§ **Task directions**
Restate the entire listing word for word.
** begin Records shown **
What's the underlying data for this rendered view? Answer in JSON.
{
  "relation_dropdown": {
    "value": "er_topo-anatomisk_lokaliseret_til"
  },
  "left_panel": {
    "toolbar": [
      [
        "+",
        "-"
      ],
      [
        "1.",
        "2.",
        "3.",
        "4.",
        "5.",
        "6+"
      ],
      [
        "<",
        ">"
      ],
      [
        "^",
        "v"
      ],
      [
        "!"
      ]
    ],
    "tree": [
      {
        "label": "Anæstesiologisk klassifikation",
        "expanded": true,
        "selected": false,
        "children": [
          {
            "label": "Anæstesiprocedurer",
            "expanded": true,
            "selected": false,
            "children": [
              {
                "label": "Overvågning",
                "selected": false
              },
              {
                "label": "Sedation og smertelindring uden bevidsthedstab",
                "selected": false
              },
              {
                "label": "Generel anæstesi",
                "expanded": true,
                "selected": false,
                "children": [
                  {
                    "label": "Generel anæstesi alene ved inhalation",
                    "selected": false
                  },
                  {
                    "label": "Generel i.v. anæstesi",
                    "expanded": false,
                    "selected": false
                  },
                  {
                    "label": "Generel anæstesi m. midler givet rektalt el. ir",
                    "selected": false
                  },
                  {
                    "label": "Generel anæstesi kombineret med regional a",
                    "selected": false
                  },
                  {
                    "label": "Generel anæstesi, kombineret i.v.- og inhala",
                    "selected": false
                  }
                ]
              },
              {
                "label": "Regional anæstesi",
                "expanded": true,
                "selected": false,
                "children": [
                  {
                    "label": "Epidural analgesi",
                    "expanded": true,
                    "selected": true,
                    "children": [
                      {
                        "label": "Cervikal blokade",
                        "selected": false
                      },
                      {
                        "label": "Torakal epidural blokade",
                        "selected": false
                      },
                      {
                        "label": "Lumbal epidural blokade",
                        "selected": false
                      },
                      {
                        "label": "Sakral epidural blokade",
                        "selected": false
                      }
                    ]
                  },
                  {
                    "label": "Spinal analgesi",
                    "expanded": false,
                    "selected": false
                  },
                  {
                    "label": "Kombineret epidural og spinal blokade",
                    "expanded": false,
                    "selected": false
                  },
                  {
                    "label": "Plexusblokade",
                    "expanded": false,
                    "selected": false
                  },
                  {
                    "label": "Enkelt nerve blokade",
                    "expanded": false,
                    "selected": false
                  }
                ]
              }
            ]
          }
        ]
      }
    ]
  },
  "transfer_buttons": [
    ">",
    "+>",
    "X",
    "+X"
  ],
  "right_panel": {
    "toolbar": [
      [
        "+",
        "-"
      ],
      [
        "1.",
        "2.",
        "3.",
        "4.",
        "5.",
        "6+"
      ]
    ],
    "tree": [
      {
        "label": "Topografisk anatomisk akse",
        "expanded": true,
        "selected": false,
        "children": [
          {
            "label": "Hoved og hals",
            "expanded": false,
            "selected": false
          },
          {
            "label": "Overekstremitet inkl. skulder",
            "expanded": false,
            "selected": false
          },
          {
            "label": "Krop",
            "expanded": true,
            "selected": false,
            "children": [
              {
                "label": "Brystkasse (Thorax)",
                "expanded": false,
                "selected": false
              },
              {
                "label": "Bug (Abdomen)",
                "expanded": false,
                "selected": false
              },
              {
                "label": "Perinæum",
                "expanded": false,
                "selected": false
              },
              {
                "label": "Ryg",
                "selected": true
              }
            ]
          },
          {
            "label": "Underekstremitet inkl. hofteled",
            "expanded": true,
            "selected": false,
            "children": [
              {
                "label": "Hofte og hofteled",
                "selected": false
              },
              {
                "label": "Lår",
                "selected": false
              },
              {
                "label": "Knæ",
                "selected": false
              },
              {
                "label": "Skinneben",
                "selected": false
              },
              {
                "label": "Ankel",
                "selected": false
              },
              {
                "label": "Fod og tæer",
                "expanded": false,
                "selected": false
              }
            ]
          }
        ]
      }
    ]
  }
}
** end Records shown **
§ **Correct result**
What's the underlying data for this rendered view? Answer in JSON.
{
  "relation_dropdown": {
    "value": "er_topo-anatomisk_lokaliseret_til"
  },
  "left_panel": {
    "toolbar": [
      [
        "+",
        "-"
      ],
      [
        "1.",
        "2.",
        "3.",
        "4.",
        "5.",
        "6+"
      ],
      [
        "<",
        ">"
      ],
      [
        "^",
        "v"
      ],
      [
        "!"
      ]
    ],
    "tree": [
      {
        "label": "Anæstesiologisk klassifikation",
        "expanded": true,
        "selected": false,
        "children": [
          {
            "label": "Anæstesiprocedurer",
            "expanded": true,
            "selected": false,
            "children": [
              {
                "label": "Overvågning",
                "selected": false
              },
              {
                "label": "Sedation og smertelindring uden bevidsthedstab",
                "selected": false
              },
              {
                "label": "Generel anæstesi",
                "expanded": true,
                "selected": false,
                "children": [
                  {
                    "label": "Generel anæstesi alene ved inhalation",
                    "selected": false
                  },
                  {
                    "label": "Generel i.v. anæstesi",
                    "expanded": false,
                    "selected": false
                  },
                  {
                    "label": "Generel anæstesi m. midler givet rektalt el. ir",
                    "selected": false
                  },
                  {
                    "label": "Generel anæstesi kombineret med regional a",
                    "selected": false
                  },
                  {
                    "label": "Generel anæstesi, kombineret i.v.- og inhala",
                    "selected": false
                  }
                ]
              },
              {
                "label": "Regional anæstesi",
                "expanded": true,
                "selected": false,
                "children": [
                  {
                    "label": "Epidural analgesi",
                    "expanded": true,
                    "selected": true,
                    "children": [
                      {
                        "label": "Cervikal blokade",
                        "selected": false
                      },
                      {
                        "label": "Torakal epidural blokade",
                        "selected": false
                      },
                      {
                        "label": "Lumbal epidural blokade",
                        "selected": false
                      },
                      {
                        "label": "Sakral epidural blokade",
                        "selected": false
                      }
                    ]
                  },
                  {
                    "label": "Spinal analgesi",
                    "expanded": false,
                    "selected": false
                  },
                  {
                    "label": "Kombineret epidural og spinal blokade",
                    "expanded": false,
                    "selected": false
                  },
                  {
                    "label": "Plexusblokade",
                    "expanded": false,
                    "selected": false
                  },
                  {
                    "label": "Enkelt nerve blokade",
                    "expanded": false,
                    "selected": false
                  }
                ]
              }
            ]
          }
        ]
      }
    ]
  },
  "transfer_buttons": [
    ">",
    "+>",
    "X",
    "+X"
  ],
  "right_panel": {
    "toolbar": [
      [
        "+",
        "-"
      ],
      [
        "1.",
        "2.",
        "3.",
        "4.",
        "5.",
        "6+"
      ]
    ],
    "tree": [
      {
        "label": "Topografisk anatomisk akse",
        "expanded": true,
        "selected": false,
        "children": [
          {
            "label": "Hoved og hals",
            "expanded": false,
            "selected": false
          },
          {
            "label": "Overekstremitet inkl. skulder",
            "expanded": false,
            "selected": false
          },
          {
            "label": "Krop",
            "expanded": true,
            "selected": false,
            "children": [
              {
                "label": "Brystkasse (Thorax)",
                "expanded": false,
                "selected": false
              },
              {
                "label": "Bug (Abdomen)",
                "expanded": false,
                "selected": false
              },
              {
                "label": "Perinæum",
                "expanded": false,
                "selected": false
              },
              {
                "label": "Ryg",
                "selected": true
              }
            ]
          },
          {
            "label": "Underekstremitet inkl. hofteled",
            "expanded": true,
            "selected": false,
            "children": [
              {
                "label": "Hofte og hofteled",
                "selected": false
              },
              {
                "label": "Lår",
                "selected": false
              },
              {
                "label": "Knæ",
                "selected": false
              },
              {
                "label": "Skinneben",
                "selected": false
              },
              {
                "label": "Ankel",
                "selected": false
              },
              {
                "label": "Fod og tæer",
                "expanded": false,
                "selected": false
              }
            ]
          }
        ]
      }
    ]
  }
}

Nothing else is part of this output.